Material shown →
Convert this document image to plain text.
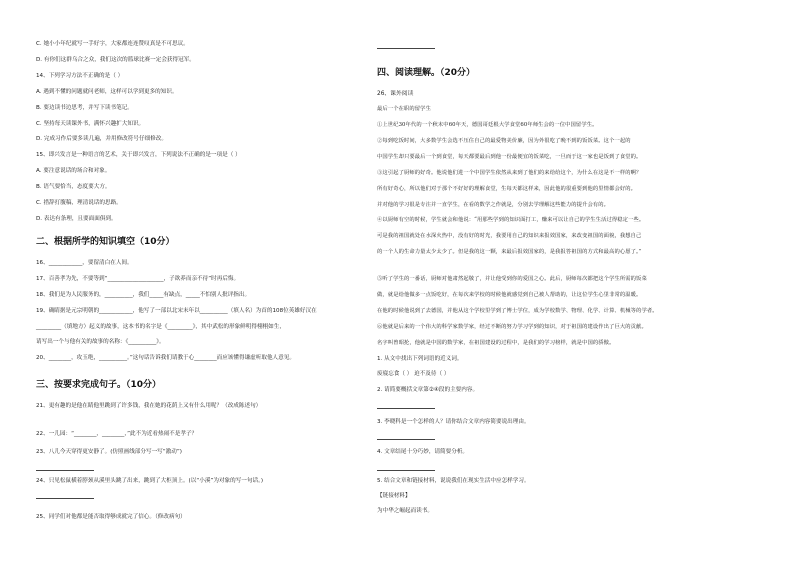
C. 她小小年纪就写一手好字，大家都连连赞叹真是不可思议。
D. 有你们这群乌合之众，我们这次的篮球比赛一定会获得冠军。
14、下列学习方法不正确的是（ ）
A. 遇到不懂的问题就问老师，这样可以学到更多的知识。
B. 要边读书边思考，并写下读书笔记。
C. 坚持每天读课外书，满怀兴趣扩大知识。
D. 完成习作后要多读几遍，并用修改符号仔细修改。
15、即兴发言是一种语言的艺术，关于即兴发言，下列说法不正确的是一项是（ ）
A. 要注意说话的场合和对象。
B. 语气要恰当，态度要大方。
C. 措辞打腹稿，理清说话的思路。
D. 表达有条理，且要面面俱到。
二、根据所学的知识填空（10分）
16、____________，要留清白在人间。
17、百善孝为先，不要等到“____________________，子欲养而亲不待”时再后悔。
18、我们是为人民服务的，__________，我们_____有缺点，_____不怕别人批评指出。
19、确睛据是元宗明朝的____________，他写了一部以北宋末年以__________（填人名）为首的108位英雄好汉在
_________（填地方）起义的故事，这本书的名字是《_________》，其中武松的形象鲜明得栩栩如生，
请写出一个与他有关的故事的名称：《__________》。
20、________，攻玉绝，__________。”这句话告诉我们请教于心________而应该懂得谦虚听取他人意见。
三、按要求完成句子。（10分）
21、更有趣的是他在睛他里跳到了许多钱，我在她的花荫上又有什么用呢？（改成陈述句）
22、一儿园：“________，________，”此不为近看热闹不是孝子？
23、八儿今天穿得更安静了。(仿照画线部分写一写“激动”)
24、只见松鼠横着脖颈从溪里头跳了出来，跳到了大柜顶上。(以“小溪”为对象的写一句话。)
25、同学们对他都是能否取得够成就完了信心。（修改病句）
四、阅读理解。（20分）
26、课外阅读
最后一个在职的留学生
①上世纪30年代的一个秋末中60年天，德国哥廷根大学食堂60年师生会的一位中国留学生。
②每到吃饭时间，大多数学生会选不压住自己的最爱物美价廉，因为外很吃了晚不到的饭饭菜。这个一起的
中国学生却只要最后一个到食堂，每天都要最后到他一份最便宜的饭菜吃，一旦而于这一家也是饭到了食堂的。
③这引起了厨师的好奇。他说他们进一个中国学生依然从来到了他们的来给给这个，为什么在这是不一样的啊？
所有好奇心，所以他们对于那个不好好的理解食堂，生每天都这样来，因此他的很重要到他的里情都会好的。
并对他的学习很是专注并一直学生，在看的数学之作就是，分别去学理解这些能力的提升会有的。
④以厨师有空的时候，学生就会和他说：“用那些学到的知识面打工，赚来可以让自己的学生生活过得稳定一些。
可是我的祖国就处在水深火热中，没有好的时光，我要用自己的知识来报效国家，来改变祖国的面貌，我想自己
的一个人的生命力量太少太少了。但是我的这一颗，来最后报效国家的，是我报答祖国的方式和最高的心愿了。”
⑤听了学生的一番话，厨师对他肃然起敬了，并让他受到你的爱国之心。此后，厨师每次都把这个学生所需的饭菜
做，就是给他做多一点饭吃好，在每次来学校的时候他就感觉到自己被人帮助的，让这位学生心里非常的温暖。
在他的时候他说到了去德国，并他从这个学校里学到了博士学位，成为学校数学、物理、化学、计算、机械等的学者。
⑥他就是后来的一个伟大的科学家数学家，经过不断的努力学习学到的知识，对于祖国的建设作出了巨大的贡献。
名字叫曾昭抡，他就是中国的数学家，在祖国建设的过程中，是我们的学习榜样，就是中国的骄傲。
1. 从文中找出下列词语的近义词。
废寝忘食（ ） 迫不及待（ ）
2. 请简要概括文章第②④段的主要内容。
3. 李晓科是一个怎样的人？请你结合文章内容简要说出理由。
4. 文章结尾十分巧妙，请简要分析。
5. 结合文章和链接材料，说说我们在现实生活中应怎样学习。
【链接材料】
为中华之崛起而读书。
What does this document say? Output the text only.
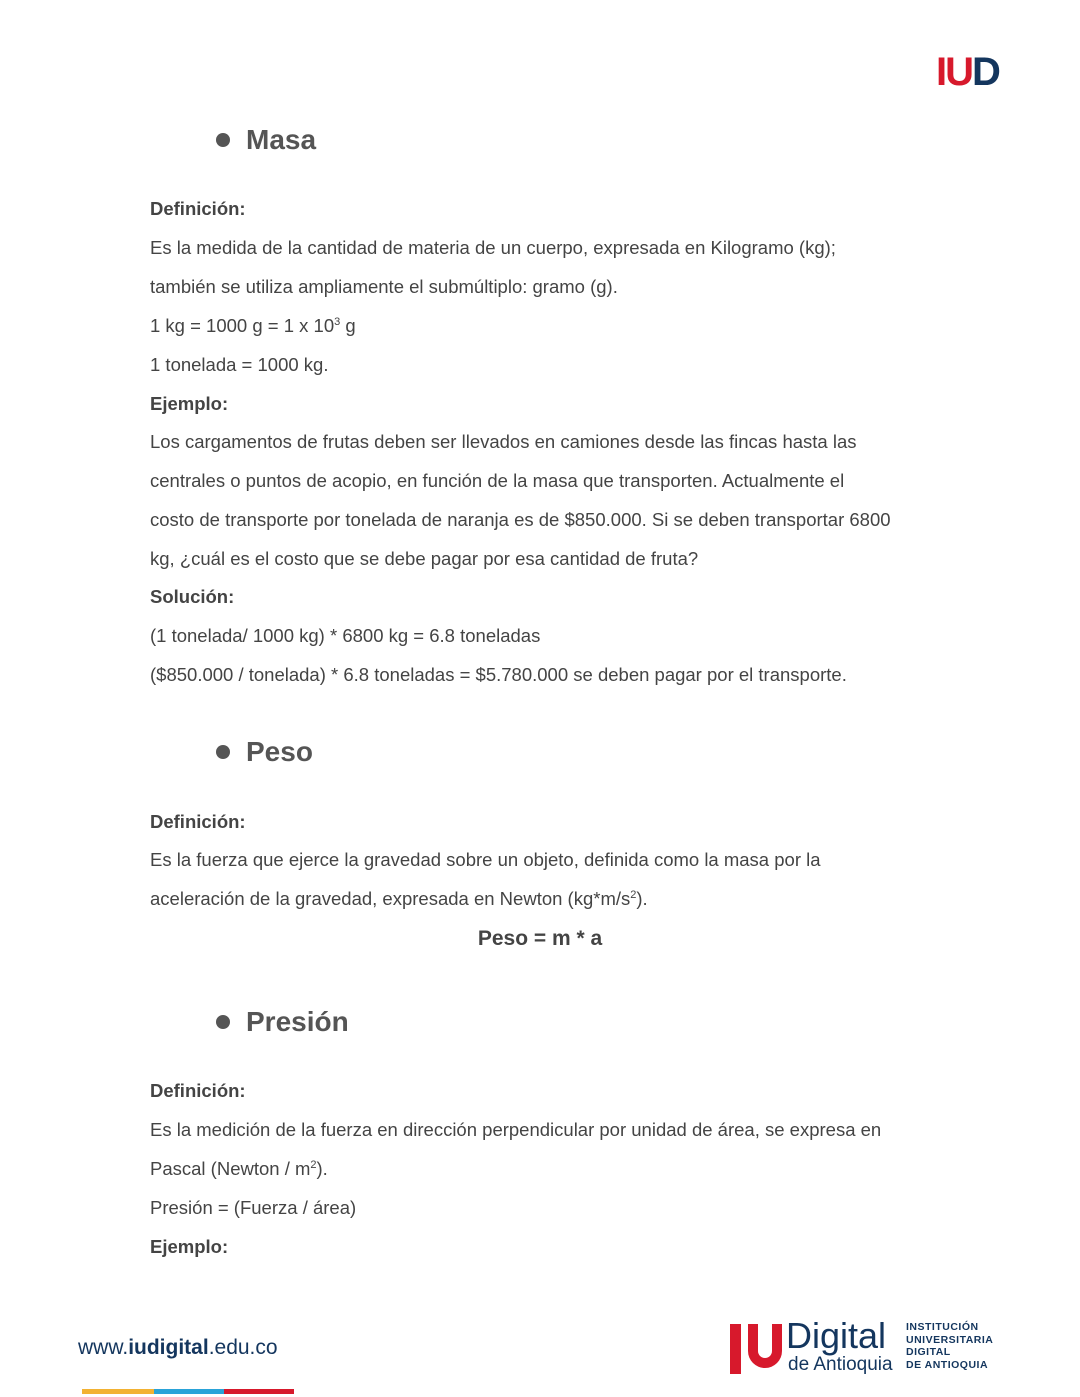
IUD
Masa
Definición:
Es la medida de la cantidad de materia de un cuerpo, expresada en Kilogramo (kg);
también se utiliza ampliamente el submúltiplo: gramo (g).
1 kg = 1000 g = 1 x $10^3$ g
1 tonelada = 1000 kg.
Ejemplo:
Los cargamentos de frutas deben ser llevados en camiones desde las fincas hasta las
centrales o puntos de acopio, en función de la masa que transporten. Actualmente el
costo de transporte por tonelada de naranja es de $850.000. Si se deben transportar 6800
kg, ¿cuál es el costo que se debe pagar por esa cantidad de fruta?
Solución:
(1 tonelada/ 1000 kg) * 6800 kg = 6.8 toneladas
($850.000 / tonelada) * 6.8 toneladas = $5.780.000 se deben pagar por el transporte.
Peso
Definición:
Es la fuerza que ejerce la gravedad sobre un objeto, definida como la masa por la
aceleración de la gravedad, expresada en Newton $(kg*m/s^2)$.
Peso = m * a
Presión
Definición:
Es la medición de la fuerza en dirección perpendicular por unidad de área, se expresa en
Pascal (Newton / $m^2$).
Presión = (Fuerza / área)
Ejemplo:
www.iudigital.edu.co	Digital
de Antioquia
INSTITUCIÓN
UNIVERSITARIA
DIGITAL
DE ANTIOQUIA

Task description → Gather up the lines that contain the word "cantidad".

Final result →
Es la medida de la cantidad de materia de un cuerpo, expresada en Kilogramo (kg);
kg, ¿cuál es el costo que se debe pagar por esa cantidad de fruta?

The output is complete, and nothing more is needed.